━━━ AVAILABLE DATA

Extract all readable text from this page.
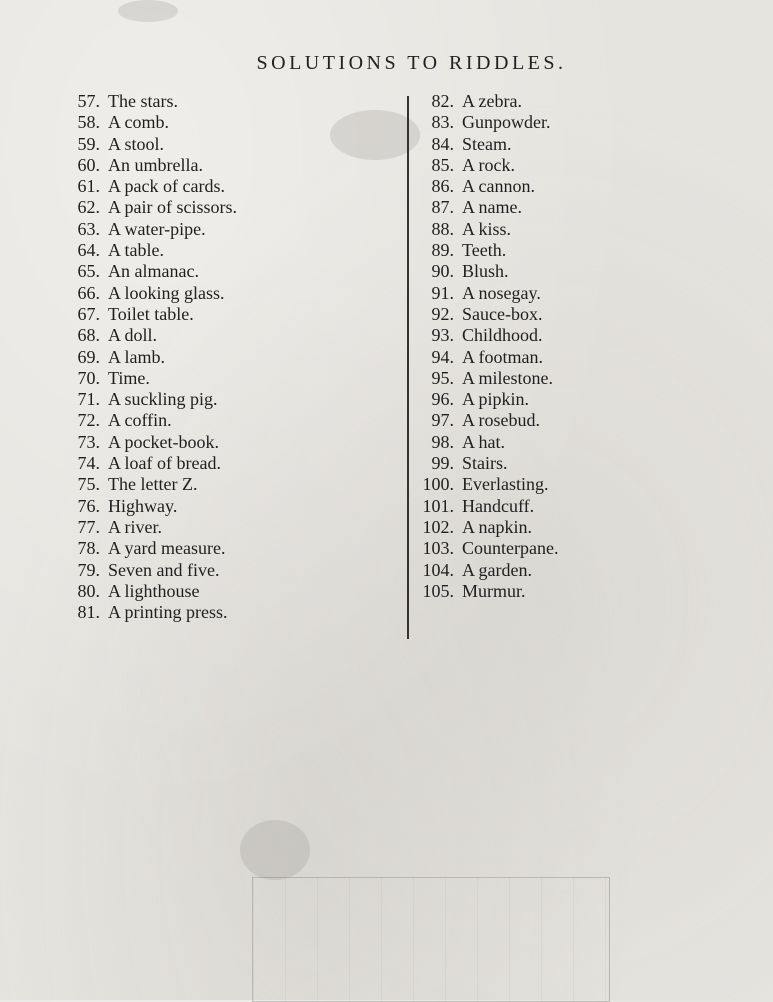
SOLUTIONS TO RIDDLES.
57. The stars.
58. A comb.
59. A stool.
60. An umbrella.
61. A pack of cards.
62. A pair of scissors.
63. A water-pipe.
64. A table.
65. An almanac.
66. A looking glass.
67. Toilet table.
68. A doll.
69. A lamb.
70. Time.
71. A suckling pig.
72. A coffin.
73. A pocket-book.
74. A loaf of bread.
75. The letter Z.
76. Highway.
77. A river.
78. A yard measure.
79. Seven and five.
80. A lighthouse
81. A printing press.
82. A zebra.
83. Gunpowder.
84. Steam.
85. A rock.
86. A cannon.
87. A name.
88. A kiss.
89. Teeth.
90. Blush.
91. A nosegay.
92. Sauce-box.
93. Childhood.
94. A footman.
95. A milestone.
96. A pipkin.
97. A rosebud.
98. A hat.
99. Stairs.
100. Everlasting.
101. Handcuff.
102. A napkin.
103. Counterpane.
104. A garden.
105. Murmur.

━━━━━━

Return the listing above word for word, with the pictures removed.

Extract all readable text from this page.
SOLUTIONS TO RIDDLES.
57. The stars.
58. A comb.
59. A stool.
60. An umbrella.
61. A pack of cards.
62. A pair of scissors.
63. A water-pipe.
64. A table.
65. An almanac.
66. A looking glass.
67. Toilet table.
68. A doll.
69. A lamb.
70. Time.
71. A suckling pig.
72. A coffin.
73. A pocket-book.
74. A loaf of bread.
75. The letter Z.
76. Highway.
77. A river.
78. A yard measure.
79. Seven and five.
80. A lighthouse
81. A printing press.
82. A zebra.
83. Gunpowder.
84. Steam.
85. A rock.
86. A cannon.
87. A name.
88. A kiss.
89. Teeth.
90. Blush.
91. A nosegay.
92. Sauce-box.
93. Childhood.
94. A footman.
95. A milestone.
96. A pipkin.
97. A rosebud.
98. A hat.
99. Stairs.
100. Everlasting.
101. Handcuff.
102. A napkin.
103. Counterpane.
104. A garden.
105. Murmur.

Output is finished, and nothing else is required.